§ **DATA SECTION**:
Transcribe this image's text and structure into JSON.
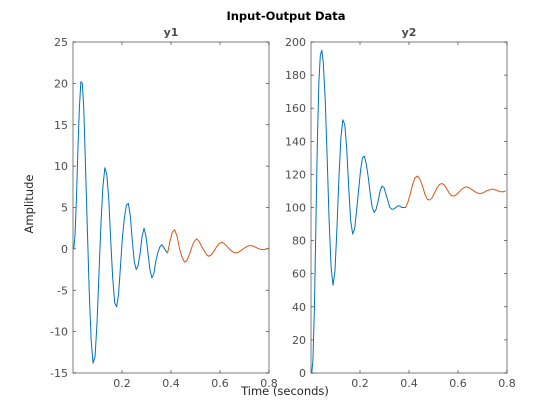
{
  "figure": {
    "title": "Input-Output Data",
    "xlabel": "Time (seconds)",
    "ylabel": "Amplitude"
  },
  "colors": {
    "series_a": "#0072BD",
    "series_b": "#D95319",
    "axes": "#262626",
    "ticks": "#4d4d4d"
  },
  "chart_data": [
    {
      "type": "line",
      "title": "y1",
      "xlim": [
        0,
        0.8
      ],
      "ylim": [
        -15,
        25
      ],
      "xticks": [
        0.2,
        0.4,
        0.6,
        0.8
      ],
      "yticks": [
        -15,
        -10,
        -5,
        0,
        5,
        10,
        15,
        20,
        25
      ],
      "series": [
        {
          "color": "#0072BD",
          "x": [
            0.003,
            0.008,
            0.014,
            0.02,
            0.026,
            0.032,
            0.038,
            0.044,
            0.05,
            0.058,
            0.066,
            0.074,
            0.082,
            0.09,
            0.098,
            0.106,
            0.114,
            0.122,
            0.13,
            0.138,
            0.146,
            0.154,
            0.162,
            0.17,
            0.178,
            0.186,
            0.194,
            0.202,
            0.21,
            0.218,
            0.226,
            0.234,
            0.242,
            0.25,
            0.258,
            0.266,
            0.274,
            0.282,
            0.29,
            0.298,
            0.306,
            0.314,
            0.322,
            0.33,
            0.338,
            0.346,
            0.354,
            0.362,
            0.37,
            0.378,
            0.386
          ],
          "y": [
            0,
            1.5,
            6,
            12,
            17,
            20.2,
            20,
            17,
            11,
            3,
            -5,
            -11,
            -13.8,
            -13,
            -9,
            -3,
            3,
            7.5,
            9.8,
            9,
            6,
            1,
            -3.5,
            -6.5,
            -7,
            -5.5,
            -2,
            1.5,
            3.8,
            5.3,
            5.5,
            4,
            1,
            -1.5,
            -2.5,
            -2,
            -0.5,
            1.5,
            2.5,
            1.5,
            -0.5,
            -2.5,
            -3.5,
            -3,
            -1.5,
            -0.5,
            0.2,
            0.5,
            0.2,
            -0.2,
            -0.5
          ]
        },
        {
          "color": "#D95319",
          "x": [
            0.386,
            0.395,
            0.405,
            0.415,
            0.425,
            0.435,
            0.445,
            0.455,
            0.465,
            0.475,
            0.485,
            0.495,
            0.505,
            0.515,
            0.525,
            0.535,
            0.545,
            0.555,
            0.565,
            0.575,
            0.585,
            0.595,
            0.605,
            0.615,
            0.625,
            0.635,
            0.645,
            0.655,
            0.665,
            0.675,
            0.685,
            0.695,
            0.705,
            0.715,
            0.725,
            0.735,
            0.745,
            0.755,
            0.765,
            0.775,
            0.785,
            0.795
          ],
          "y": [
            -0.5,
            0.8,
            2,
            2.3,
            1.5,
            0,
            -1,
            -1.6,
            -1.4,
            -0.7,
            0.2,
            0.9,
            1.2,
            0.9,
            0.3,
            -0.2,
            -0.7,
            -0.9,
            -0.7,
            -0.3,
            0.2,
            0.6,
            0.8,
            0.7,
            0.4,
            0.1,
            -0.2,
            -0.4,
            -0.5,
            -0.4,
            -0.2,
            0,
            0.2,
            0.35,
            0.4,
            0.35,
            0.2,
            0.05,
            -0.05,
            -0.1,
            -0.05,
            0.1
          ]
        }
      ]
    },
    {
      "type": "line",
      "title": "y2",
      "xlim": [
        0,
        0.8
      ],
      "ylim": [
        0,
        200
      ],
      "xticks": [
        0.2,
        0.4,
        0.6,
        0.8
      ],
      "yticks": [
        0,
        20,
        40,
        60,
        80,
        100,
        120,
        140,
        160,
        180,
        200
      ],
      "series": [
        {
          "color": "#0072BD",
          "x": [
            0.003,
            0.008,
            0.014,
            0.02,
            0.026,
            0.032,
            0.038,
            0.044,
            0.05,
            0.058,
            0.066,
            0.074,
            0.082,
            0.09,
            0.098,
            0.106,
            0.114,
            0.122,
            0.13,
            0.138,
            0.146,
            0.154,
            0.162,
            0.17,
            0.178,
            0.186,
            0.194,
            0.202,
            0.21,
            0.218,
            0.226,
            0.234,
            0.242,
            0.25,
            0.258,
            0.266,
            0.274,
            0.282,
            0.29,
            0.298,
            0.306,
            0.314,
            0.322,
            0.33,
            0.338,
            0.346,
            0.354,
            0.362,
            0.37,
            0.378,
            0.386
          ],
          "y": [
            0,
            8,
            40,
            90,
            140,
            175,
            192,
            195,
            188,
            165,
            130,
            92,
            64,
            53,
            62,
            88,
            118,
            142,
            153,
            150,
            135,
            112,
            92,
            84,
            87,
            98,
            110,
            122,
            130,
            131,
            126,
            118,
            108,
            100,
            97,
            99,
            104,
            110,
            113,
            112,
            108,
            104,
            100,
            99,
            99,
            100,
            101,
            101,
            100,
            100,
            100
          ]
        },
        {
          "color": "#D95319",
          "x": [
            0.386,
            0.395,
            0.405,
            0.415,
            0.425,
            0.435,
            0.445,
            0.455,
            0.465,
            0.475,
            0.485,
            0.495,
            0.505,
            0.515,
            0.525,
            0.535,
            0.545,
            0.555,
            0.565,
            0.575,
            0.585,
            0.595,
            0.605,
            0.615,
            0.625,
            0.635,
            0.645,
            0.655,
            0.665,
            0.675,
            0.685,
            0.695,
            0.705,
            0.715,
            0.725,
            0.735,
            0.745,
            0.755,
            0.765,
            0.775,
            0.785,
            0.795
          ],
          "y": [
            100,
            103,
            108,
            114,
            118,
            119,
            117,
            113,
            108,
            105,
            104.5,
            106,
            109,
            112,
            114,
            114.5,
            113.5,
            111,
            108.5,
            107,
            107,
            108,
            109.5,
            111,
            112,
            112.5,
            112,
            111,
            110,
            109,
            108.5,
            108.5,
            109,
            110,
            110.5,
            111,
            111,
            110.5,
            110,
            109.5,
            109.5,
            110
          ]
        }
      ]
    }
  ]
}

§ **WHAT THE TASK REQUIRES**:
Above are records; say how many of their lines contain the word "title", giving only the number.

§ **PROBLEM SOLUTION**:
3